+++ Information supplied

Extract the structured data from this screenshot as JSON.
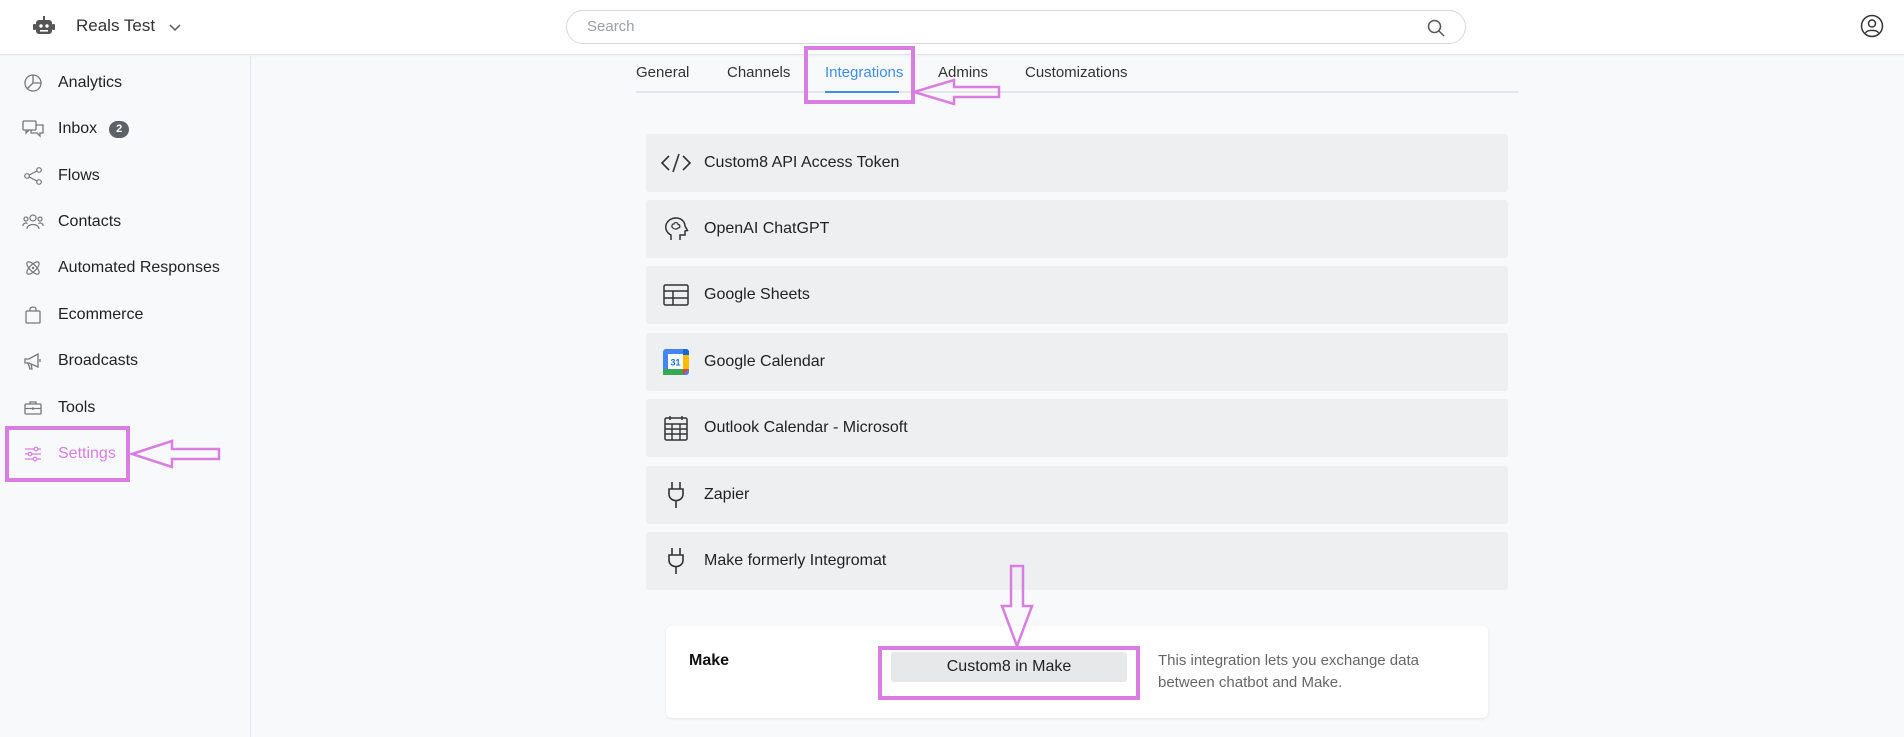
{
  "header": {
    "project_name": "Reals Test",
    "search_placeholder": "Search"
  },
  "sidebar": {
    "items": [
      {
        "label": "Analytics"
      },
      {
        "label": "Inbox",
        "badge": "2"
      },
      {
        "label": "Flows"
      },
      {
        "label": "Contacts"
      },
      {
        "label": "Automated Responses"
      },
      {
        "label": "Ecommerce"
      },
      {
        "label": "Broadcasts"
      },
      {
        "label": "Tools"
      },
      {
        "label": "Settings",
        "active": true
      }
    ]
  },
  "tabs": [
    {
      "label": "General"
    },
    {
      "label": "Channels"
    },
    {
      "label": "Integrations",
      "active": true
    },
    {
      "label": "Admins"
    },
    {
      "label": "Customizations"
    }
  ],
  "integrations": [
    {
      "label": "Custom8 API Access Token",
      "icon": "code-icon"
    },
    {
      "label": "OpenAI ChatGPT",
      "icon": "brain-head-icon"
    },
    {
      "label": "Google Sheets",
      "icon": "table-icon"
    },
    {
      "label": "Google Calendar",
      "icon": "google-calendar-icon"
    },
    {
      "label": "Outlook Calendar - Microsoft",
      "icon": "calendar-grid-icon"
    },
    {
      "label": "Zapier",
      "icon": "plug-icon"
    },
    {
      "label": "Make formerly Integromat",
      "icon": "plug-icon"
    }
  ],
  "make_card": {
    "title": "Make",
    "button_label": "Custom8 in Make",
    "description": "This integration lets you exchange data between chatbot and Make."
  },
  "calendar_icon_day": "31",
  "colors": {
    "accent": "#3f8ee8",
    "annotation": "#d77ee0",
    "active_nav": "#d77ee0"
  }
}
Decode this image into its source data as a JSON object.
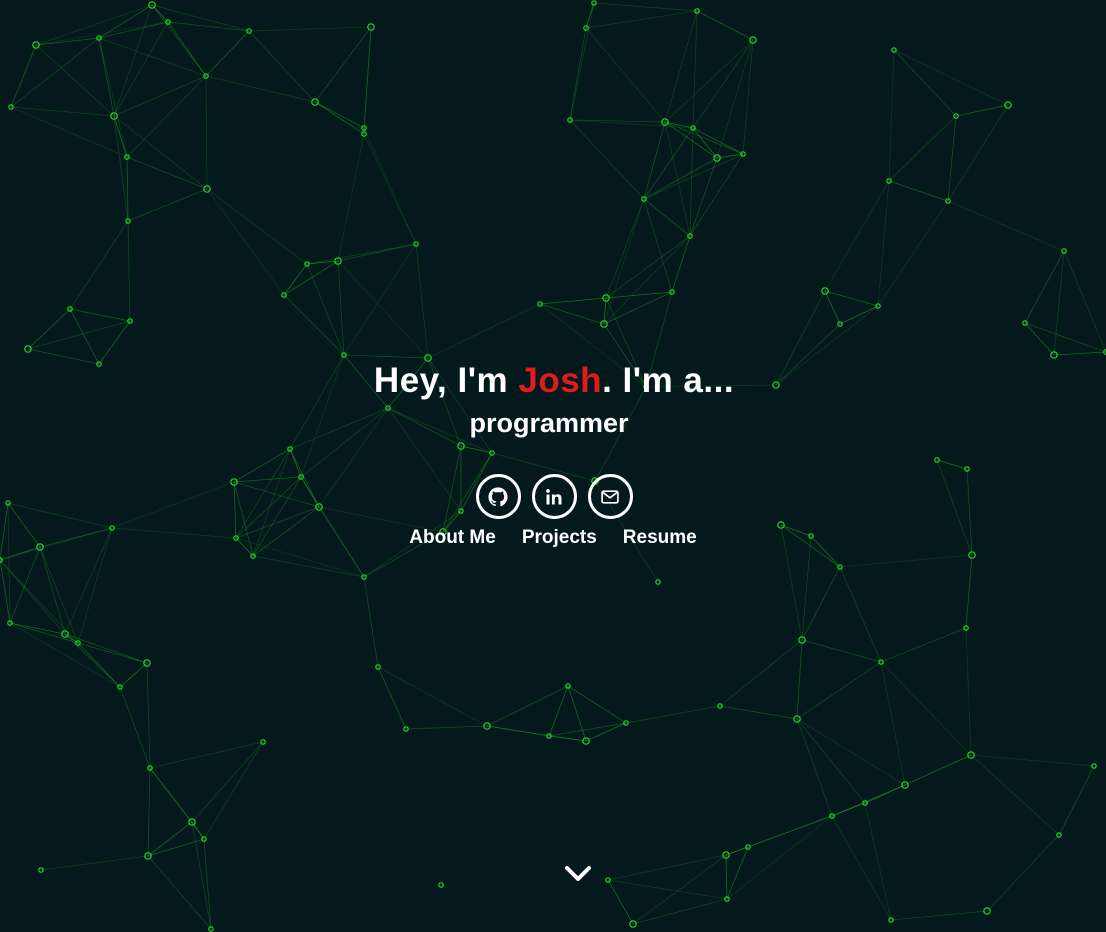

++++++

Written request: Write out the whole listing again, exactly, with no pictures.

Reply:
Extract the structured data from this screenshot as JSON.
{
  "header": {
    "project_name": "Reals Test",
    "search_placeholder": "Search"
  },
  "sidebar": {
    "items": [
      {
        "label": "Analytics"
      },
      {
        "label": "Inbox",
        "badge": "2"
      },
      {
        "label": "Flows"
      },
      {
        "label": "Contacts"
      },
      {
        "label": "Automated Responses"
      },
      {
        "label": "Ecommerce"
      },
      {
        "label": "Broadcasts"
      },
      {
        "label": "Tools"
      },
      {
        "label": "Settings",
        "active": true
      }
    ]
  },
  "tabs": [
    {
      "label": "General"
    },
    {
      "label": "Channels"
    },
    {
      "label": "Integrations",
      "active": true
    },
    {
      "label": "Admins"
    },
    {
      "label": "Customizations"
    }
  ],
  "integrations": [
    {
      "label": "Custom8 API Access Token",
      "icon": "code-icon"
    },
    {
      "label": "OpenAI ChatGPT",
      "icon": "brain-head-icon"
    },
    {
      "label": "Google Sheets",
      "icon": "table-icon"
    },
    {
      "label": "Google Calendar",
      "icon": "google-calendar-icon"
    },
    {
      "label": "Outlook Calendar - Microsoft",
      "icon": "calendar-grid-icon"
    },
    {
      "label": "Zapier",
      "icon": "plug-icon"
    },
    {
      "label": "Make formerly Integromat",
      "icon": "plug-icon"
    }
  ],
  "make_card": {
    "title": "Make",
    "button_label": "Custom8 in Make",
    "description": "This integration lets you exchange data between chatbot and Make."
  },
  "calendar_icon_day": "31",
  "colors": {
    "accent": "#3f8ee8",
    "annotation": "#d77ee0",
    "active_nav": "#d77ee0"
  }
}
Decode this image into its source data as a JSON object.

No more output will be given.